▸ **Data shown**:
__________
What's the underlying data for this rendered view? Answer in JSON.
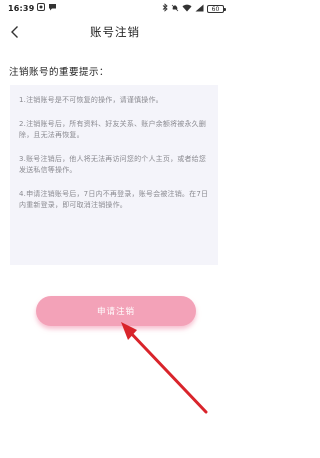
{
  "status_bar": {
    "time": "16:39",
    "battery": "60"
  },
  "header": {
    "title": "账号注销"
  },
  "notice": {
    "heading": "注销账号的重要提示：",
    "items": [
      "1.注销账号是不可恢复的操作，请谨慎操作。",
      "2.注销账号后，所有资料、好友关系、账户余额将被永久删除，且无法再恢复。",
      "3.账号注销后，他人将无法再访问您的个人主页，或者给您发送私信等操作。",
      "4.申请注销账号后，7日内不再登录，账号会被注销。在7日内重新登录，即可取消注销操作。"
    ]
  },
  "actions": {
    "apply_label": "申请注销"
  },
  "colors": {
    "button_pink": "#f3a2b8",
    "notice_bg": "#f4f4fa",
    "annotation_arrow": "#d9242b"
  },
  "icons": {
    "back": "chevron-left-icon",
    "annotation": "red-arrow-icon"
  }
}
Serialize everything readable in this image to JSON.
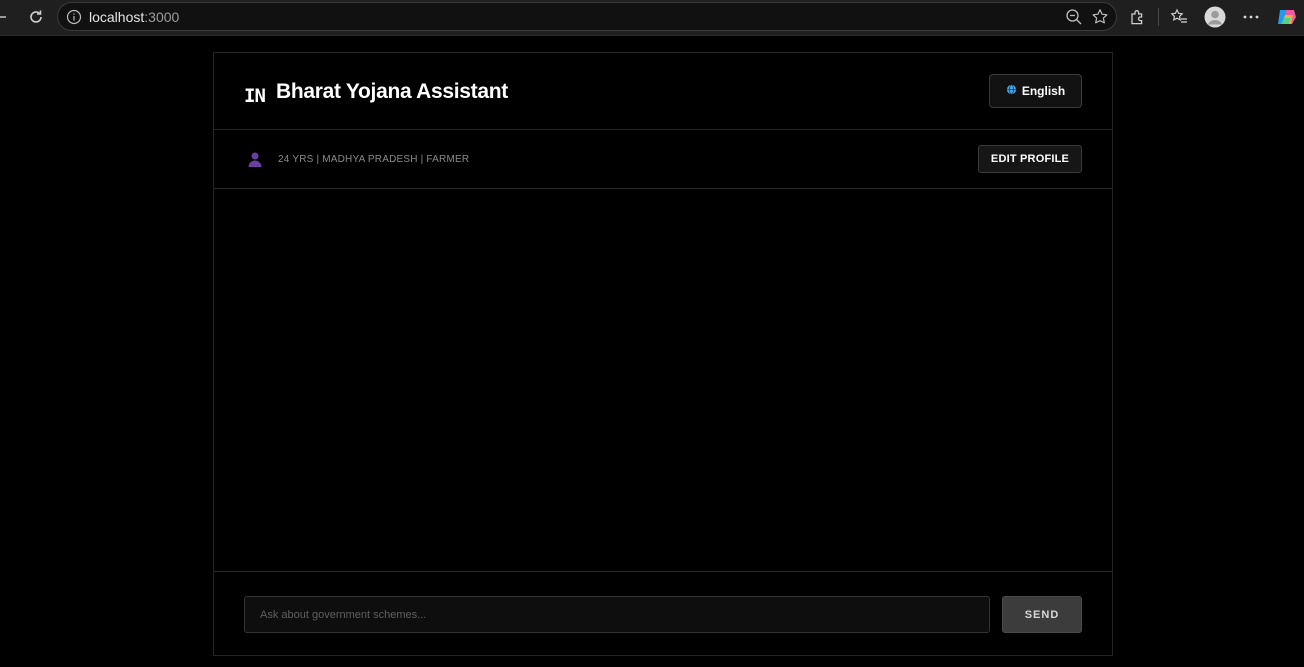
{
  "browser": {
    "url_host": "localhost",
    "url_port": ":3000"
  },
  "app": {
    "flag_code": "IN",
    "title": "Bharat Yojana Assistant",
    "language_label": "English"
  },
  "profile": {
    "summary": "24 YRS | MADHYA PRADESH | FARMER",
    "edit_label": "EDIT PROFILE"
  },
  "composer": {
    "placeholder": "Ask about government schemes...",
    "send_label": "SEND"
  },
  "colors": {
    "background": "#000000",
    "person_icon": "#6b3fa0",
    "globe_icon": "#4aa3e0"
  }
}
__________
▸ **Aim**: Any pictures should be dropped; transcribe the rest of the records above exactly.

▸ **Expected answer**:
What's the underlying data for this rendered view? Answer in JSON.
{
  "status_bar": {
    "time": "16:39",
    "battery": "60"
  },
  "header": {
    "title": "账号注销"
  },
  "notice": {
    "heading": "注销账号的重要提示：",
    "items": [
      "1.注销账号是不可恢复的操作，请谨慎操作。",
      "2.注销账号后，所有资料、好友关系、账户余额将被永久删除，且无法再恢复。",
      "3.账号注销后，他人将无法再访问您的个人主页，或者给您发送私信等操作。",
      "4.申请注销账号后，7日内不再登录，账号会被注销。在7日内重新登录，即可取消注销操作。"
    ]
  },
  "actions": {
    "apply_label": "申请注销"
  },
  "colors": {
    "button_pink": "#f3a2b8",
    "notice_bg": "#f4f4fa",
    "annotation_arrow": "#d9242b"
  },
  "icons": {
    "back": "chevron-left-icon",
    "annotation": "red-arrow-icon"
  }
}
Serialize everything readable in this image to JSON.
{
  "browser": {
    "url_host": "localhost",
    "url_port": ":3000"
  },
  "app": {
    "flag_code": "IN",
    "title": "Bharat Yojana Assistant",
    "language_label": "English"
  },
  "profile": {
    "summary": "24 YRS | MADHYA PRADESH | FARMER",
    "edit_label": "EDIT PROFILE"
  },
  "composer": {
    "placeholder": "Ask about government schemes...",
    "send_label": "SEND"
  },
  "colors": {
    "background": "#000000",
    "person_icon": "#6b3fa0",
    "globe_icon": "#4aa3e0"
  }
}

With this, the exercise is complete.